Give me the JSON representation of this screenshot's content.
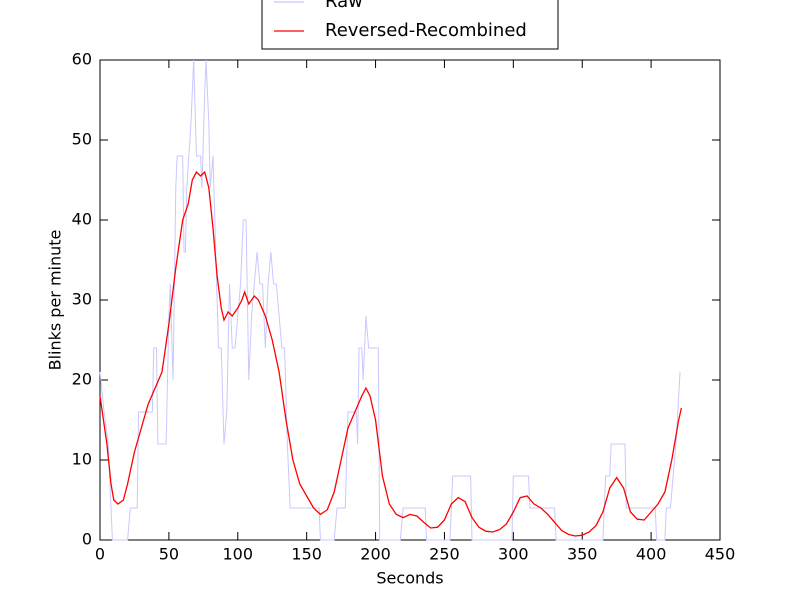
{
  "chart_data": {
    "type": "line",
    "xlabel": "Seconds",
    "ylabel": "Blinks per minute",
    "xlim": [
      0,
      450
    ],
    "xticks": [
      0,
      50,
      100,
      150,
      200,
      250,
      300,
      350,
      400,
      450
    ],
    "ylim": [
      0,
      60
    ],
    "yticks": [
      0,
      10,
      20,
      30,
      40,
      50,
      60
    ],
    "legend": "top",
    "series": [
      {
        "name": "Raw",
        "color": "#c8c8ff",
        "x": [
          0,
          3,
          6,
          8,
          9,
          20,
          22,
          27,
          28,
          38,
          39,
          41,
          42,
          48,
          50,
          51,
          53,
          55,
          56,
          60,
          61,
          62,
          63,
          66,
          68,
          70,
          73,
          74,
          76,
          77,
          79,
          80,
          82,
          84,
          86,
          88,
          90,
          92,
          94,
          96,
          98,
          100,
          102,
          104,
          106,
          108,
          110,
          112,
          114,
          116,
          118,
          120,
          122,
          124,
          126,
          128,
          130,
          132,
          134,
          136,
          138,
          159,
          160,
          170,
          172,
          178,
          180,
          186,
          187,
          188,
          190,
          191,
          193,
          195,
          202,
          203,
          218,
          220,
          236,
          237,
          254,
          256,
          269,
          270,
          299,
          300,
          311,
          312,
          330,
          331,
          365,
          367,
          370,
          371,
          381,
          382,
          403,
          404,
          410,
          411,
          414,
          416,
          418,
          421
        ],
        "values": [
          21,
          16,
          12,
          4,
          0,
          0,
          4,
          4,
          16,
          16,
          24,
          24,
          12,
          12,
          28,
          32,
          20,
          44,
          48,
          48,
          36,
          36,
          44,
          52,
          60,
          48,
          48,
          44,
          56,
          60,
          52,
          44,
          48,
          36,
          24,
          24,
          12,
          16,
          32,
          24,
          24,
          28,
          32,
          40,
          40,
          20,
          28,
          32,
          36,
          32,
          32,
          24,
          32,
          36,
          32,
          32,
          28,
          24,
          24,
          12,
          4,
          4,
          0,
          0,
          4,
          4,
          16,
          16,
          12,
          24,
          24,
          20,
          28,
          24,
          24,
          0,
          0,
          4,
          4,
          0,
          0,
          8,
          8,
          0,
          0,
          8,
          8,
          4,
          4,
          0,
          0,
          8,
          8,
          12,
          12,
          4,
          4,
          0,
          0,
          4,
          4,
          8,
          12,
          21
        ]
      },
      {
        "name": "Reversed-Recombined",
        "color": "#ff0000",
        "x": [
          0,
          5,
          8,
          10,
          13,
          17,
          20,
          25,
          30,
          35,
          40,
          45,
          50,
          55,
          60,
          64,
          67,
          70,
          73,
          76,
          79,
          82,
          85,
          88,
          90,
          93,
          96,
          100,
          103,
          105,
          108,
          112,
          115,
          120,
          125,
          130,
          135,
          140,
          145,
          150,
          155,
          160,
          165,
          170,
          175,
          180,
          185,
          190,
          193,
          196,
          200,
          205,
          210,
          215,
          220,
          225,
          230,
          235,
          240,
          245,
          250,
          255,
          260,
          265,
          270,
          275,
          280,
          285,
          290,
          295,
          300,
          305,
          310,
          315,
          320,
          325,
          330,
          335,
          340,
          345,
          350,
          355,
          360,
          365,
          370,
          375,
          380,
          385,
          390,
          395,
          400,
          405,
          410,
          415,
          420,
          422
        ],
        "values": [
          18,
          12,
          7,
          5,
          4.5,
          5,
          7,
          11,
          14,
          17,
          19,
          21,
          27,
          34,
          40,
          42,
          45,
          46,
          45.5,
          46,
          44,
          39,
          33,
          29,
          27.5,
          28.5,
          28,
          29,
          30,
          31,
          29.5,
          30.5,
          30,
          28,
          25,
          21,
          15,
          10,
          7,
          5.5,
          4,
          3.2,
          3.8,
          6,
          10,
          14,
          16,
          18,
          19,
          18,
          15,
          8,
          4.5,
          3.2,
          2.8,
          3.2,
          3,
          2.2,
          1.5,
          1.6,
          2.5,
          4.5,
          5.3,
          4.8,
          2.8,
          1.6,
          1.1,
          1,
          1.3,
          2,
          3.5,
          5.3,
          5.5,
          4.5,
          4,
          3.2,
          2.2,
          1.2,
          0.7,
          0.5,
          0.6,
          1,
          1.8,
          3.5,
          6.5,
          7.8,
          6.5,
          3.5,
          2.6,
          2.5,
          3.5,
          4.5,
          6,
          10,
          15,
          16.5
        ]
      }
    ]
  }
}
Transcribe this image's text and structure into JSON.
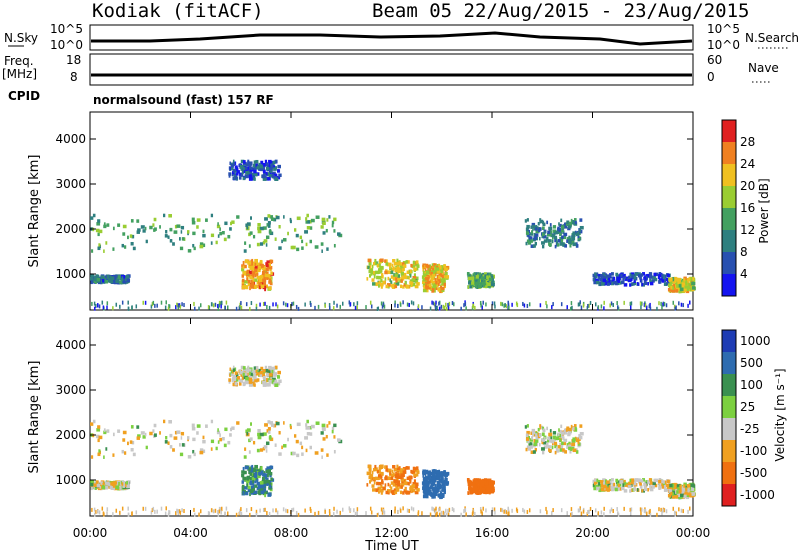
{
  "header": {
    "station": "Kodiak (fitACF)",
    "beam_dates": "Beam 05 22/Aug/2015 - 23/Aug/2015"
  },
  "strip_nsky": {
    "left_label": "N.Sky",
    "right_label": "N.Search",
    "left_ticks": [
      "10^5",
      "10^0"
    ],
    "right_ticks": [
      "10^5",
      "10^0"
    ]
  },
  "strip_freq": {
    "left_label_1": "Freq.",
    "left_label_2": "[MHz]",
    "right_label": "Nave",
    "left_ticks": [
      "18",
      "8"
    ],
    "right_ticks": [
      "60",
      "0"
    ],
    "cpid_label": "CPID",
    "cpid_value": "normalsound (fast) 157 RF"
  },
  "panels": {
    "ylabel": "Slant Range [km]",
    "xlabel": "Time UT",
    "x_ticks": [
      "00:00",
      "04:00",
      "08:00",
      "12:00",
      "16:00",
      "20:00",
      "00:00"
    ],
    "y_ticks": [
      "1000",
      "2000",
      "3000",
      "4000"
    ],
    "power_colorbar": {
      "label": "Power [dB]",
      "ticks": [
        "4",
        "8",
        "12",
        "16",
        "20",
        "24",
        "28"
      ],
      "colors": [
        "#1414f0",
        "#2850b0",
        "#2e7f7f",
        "#43a060",
        "#9acd32",
        "#f0c020",
        "#f08020",
        "#e02020"
      ]
    },
    "velocity_colorbar": {
      "label": "Velocity [m s⁻¹]",
      "ticks": [
        "1000",
        "500",
        "100",
        "25",
        "-25",
        "-100",
        "-500",
        "-1000"
      ],
      "colors": [
        "#1e3cb4",
        "#2e6cb0",
        "#3a9050",
        "#7cd040",
        "#c8c8c8",
        "#f0a020",
        "#f07010",
        "#e02020"
      ]
    }
  },
  "chart_data": {
    "type": "heatmap",
    "title": "Kodiak (fitACF) Beam 05 22/Aug/2015 - 23/Aug/2015",
    "xlabel": "Time UT",
    "ylabel": "Slant Range [km]",
    "xlim": [
      "00:00",
      "24:00"
    ],
    "ylim": [
      200,
      4600
    ],
    "echo_regions_hours_km": [
      {
        "t0": 0.0,
        "t1": 10.0,
        "r0": 1500,
        "r1": 2300,
        "power_db": 14,
        "velocity": 0
      },
      {
        "t0": 0.0,
        "t1": 1.5,
        "r0": 800,
        "r1": 950,
        "power_db": 8,
        "velocity": 0
      },
      {
        "t0": 5.5,
        "t1": 7.5,
        "r0": 3100,
        "r1": 3500,
        "power_db": 6,
        "velocity": 0
      },
      {
        "t0": 6.0,
        "t1": 7.2,
        "r0": 650,
        "r1": 1300,
        "power_db": 24,
        "velocity": 100
      },
      {
        "t0": 11.0,
        "t1": 13.0,
        "r0": 700,
        "r1": 1300,
        "power_db": 20,
        "velocity": -100
      },
      {
        "t0": 13.2,
        "t1": 14.2,
        "r0": 600,
        "r1": 1200,
        "power_db": 22,
        "velocity": 200
      },
      {
        "t0": 15.0,
        "t1": 16.0,
        "r0": 700,
        "r1": 1000,
        "power_db": 14,
        "velocity": -200
      },
      {
        "t0": 17.3,
        "t1": 19.5,
        "r0": 1600,
        "r1": 2200,
        "power_db": 10,
        "velocity": 0
      },
      {
        "t0": 20.0,
        "t1": 23.0,
        "r0": 750,
        "r1": 1000,
        "power_db": 6,
        "velocity": 0
      },
      {
        "t0": 23.0,
        "t1": 24.0,
        "r0": 600,
        "r1": 900,
        "power_db": 20,
        "velocity": 0
      }
    ]
  }
}
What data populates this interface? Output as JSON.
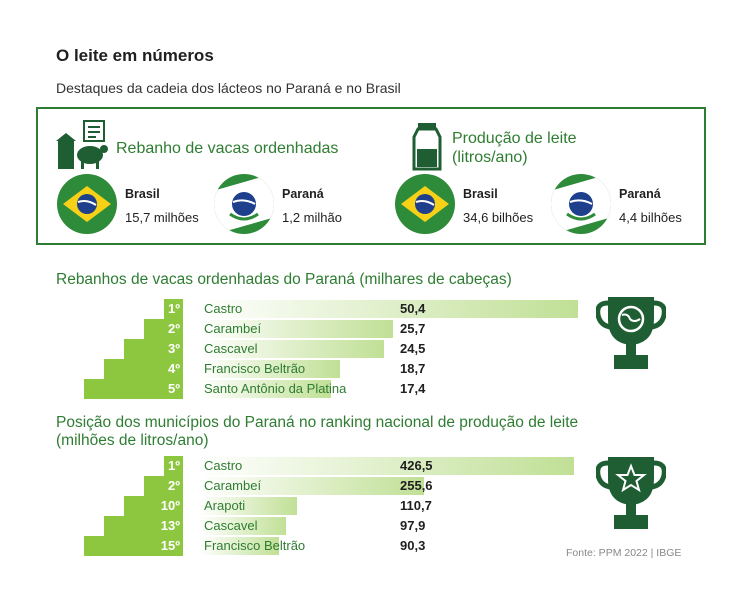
{
  "header": {
    "title": "O leite em números",
    "subtitle": "Destaques da cadeia dos lácteos no Paraná e no Brasil"
  },
  "stats": {
    "herd": {
      "heading": "Rebanho de vacas ordenhadas",
      "icon": "cow-barn-icon",
      "brasil_label": "Brasil",
      "brasil_value": "15,7 milhões",
      "parana_label": "Paraná",
      "parana_value": "1,2 milhão"
    },
    "milk": {
      "heading_line1": "Produção de leite",
      "heading_line2": "(litros/ano)",
      "icon": "milk-bottle-icon",
      "brasil_label": "Brasil",
      "brasil_value": "34,6 bilhões",
      "parana_label": "Paraná",
      "parana_value": "4,4 bilhões"
    }
  },
  "colors": {
    "accent": "#2e7d32",
    "step": "#8dc63f",
    "trophy": "#1e5e32"
  },
  "chart_data": [
    {
      "type": "bar",
      "title": "Rebanhos de vacas ordenhadas do Paraná (milhares de cabeças)",
      "ranks": [
        "1º",
        "2º",
        "3º",
        "4º",
        "5º"
      ],
      "categories": [
        "Castro",
        "Carambeí",
        "Cascavel",
        "Francisco Beltrão",
        "Santo Antônio da Platina"
      ],
      "values": [
        50.4,
        25.7,
        24.5,
        18.7,
        17.4
      ],
      "value_labels": [
        "50,4",
        "25,7",
        "24,5",
        "18,7",
        "17,4"
      ],
      "icon": "trophy-globe-icon"
    },
    {
      "type": "bar",
      "title_line1": "Posição dos municípios do Paraná no ranking nacional de produção de leite",
      "title_line2": "(milhões de litros/ano)",
      "ranks": [
        "1º",
        "2º",
        "10º",
        "13º",
        "15º"
      ],
      "categories": [
        "Castro",
        "Carambeí",
        "Arapoti",
        "Cascavel",
        "Francisco Beltrão"
      ],
      "values": [
        426.5,
        255.6,
        110.7,
        97.9,
        90.3
      ],
      "value_labels": [
        "426,5",
        "255,6",
        "110,7",
        "97,9",
        "90,3"
      ],
      "icon": "trophy-star-icon"
    }
  ],
  "source": "Fonte: PPM 2022 | IBGE"
}
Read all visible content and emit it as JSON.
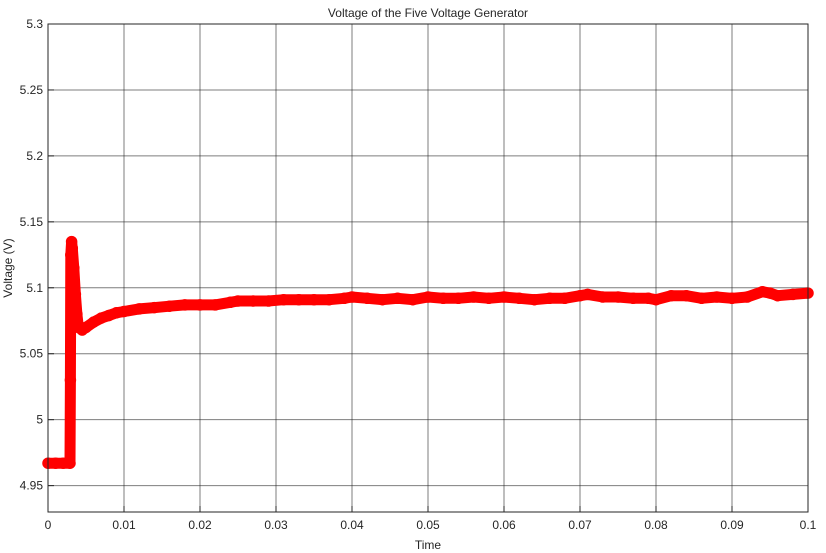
{
  "chart_data": {
    "type": "line",
    "title": "Voltage of the Five Voltage Generator",
    "xlabel": "Time",
    "ylabel": "Voltage (V)",
    "xlim": [
      0,
      0.1
    ],
    "ylim": [
      4.93,
      5.3
    ],
    "xticks": [
      0,
      0.01,
      0.02,
      0.03,
      0.04,
      0.05,
      0.06,
      0.07,
      0.08,
      0.09,
      0.1
    ],
    "xtick_labels": [
      "0",
      "0.01",
      "0.02",
      "0.03",
      "0.04",
      "0.05",
      "0.06",
      "0.07",
      "0.08",
      "0.09",
      "0.1"
    ],
    "yticks": [
      4.95,
      5,
      5.05,
      5.1,
      5.15,
      5.2,
      5.25,
      5.3
    ],
    "ytick_labels": [
      "4.95",
      "5",
      "5.05",
      "5.1",
      "5.15",
      "5.2",
      "5.25",
      "5.3"
    ],
    "grid": true,
    "series": [
      {
        "color": "#ff0000",
        "marker": "circle",
        "x": [
          0,
          0.001,
          0.002,
          0.0029,
          0.00295,
          0.003,
          0.0031,
          0.0032,
          0.0034,
          0.0036,
          0.0038,
          0.004,
          0.0045,
          0.005,
          0.006,
          0.007,
          0.008,
          0.009,
          0.01,
          0.012,
          0.014,
          0.016,
          0.018,
          0.02,
          0.022,
          0.024,
          0.025,
          0.027,
          0.029,
          0.031,
          0.033,
          0.035,
          0.037,
          0.039,
          0.04,
          0.042,
          0.044,
          0.046,
          0.048,
          0.05,
          0.052,
          0.054,
          0.056,
          0.058,
          0.06,
          0.062,
          0.064,
          0.066,
          0.068,
          0.07,
          0.071,
          0.073,
          0.075,
          0.077,
          0.079,
          0.08,
          0.082,
          0.084,
          0.086,
          0.088,
          0.09,
          0.092,
          0.094,
          0.095,
          0.096,
          0.098,
          0.1
        ],
        "y": [
          4.967,
          4.967,
          4.967,
          4.967,
          5.03,
          5.125,
          5.135,
          5.13,
          5.115,
          5.095,
          5.08,
          5.07,
          5.068,
          5.07,
          5.074,
          5.077,
          5.079,
          5.081,
          5.082,
          5.084,
          5.085,
          5.086,
          5.087,
          5.087,
          5.087,
          5.089,
          5.09,
          5.09,
          5.09,
          5.091,
          5.091,
          5.091,
          5.091,
          5.092,
          5.093,
          5.092,
          5.091,
          5.092,
          5.091,
          5.093,
          5.092,
          5.092,
          5.093,
          5.092,
          5.093,
          5.092,
          5.091,
          5.092,
          5.092,
          5.094,
          5.095,
          5.093,
          5.093,
          5.092,
          5.092,
          5.091,
          5.094,
          5.094,
          5.092,
          5.093,
          5.092,
          5.093,
          5.097,
          5.096,
          5.094,
          5.095,
          5.096
        ]
      }
    ]
  }
}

________________________________________

▸ **TASK OBJECTIVE**:
Give every line of the material that includes the string "vacas".

▸ **RIGHT ANSWER**:
      "heading": "Rebanho de vacas ordenhadas",
      "title": "Rebanhos de vacas ordenhadas do Paraná (milhares de cabeças)",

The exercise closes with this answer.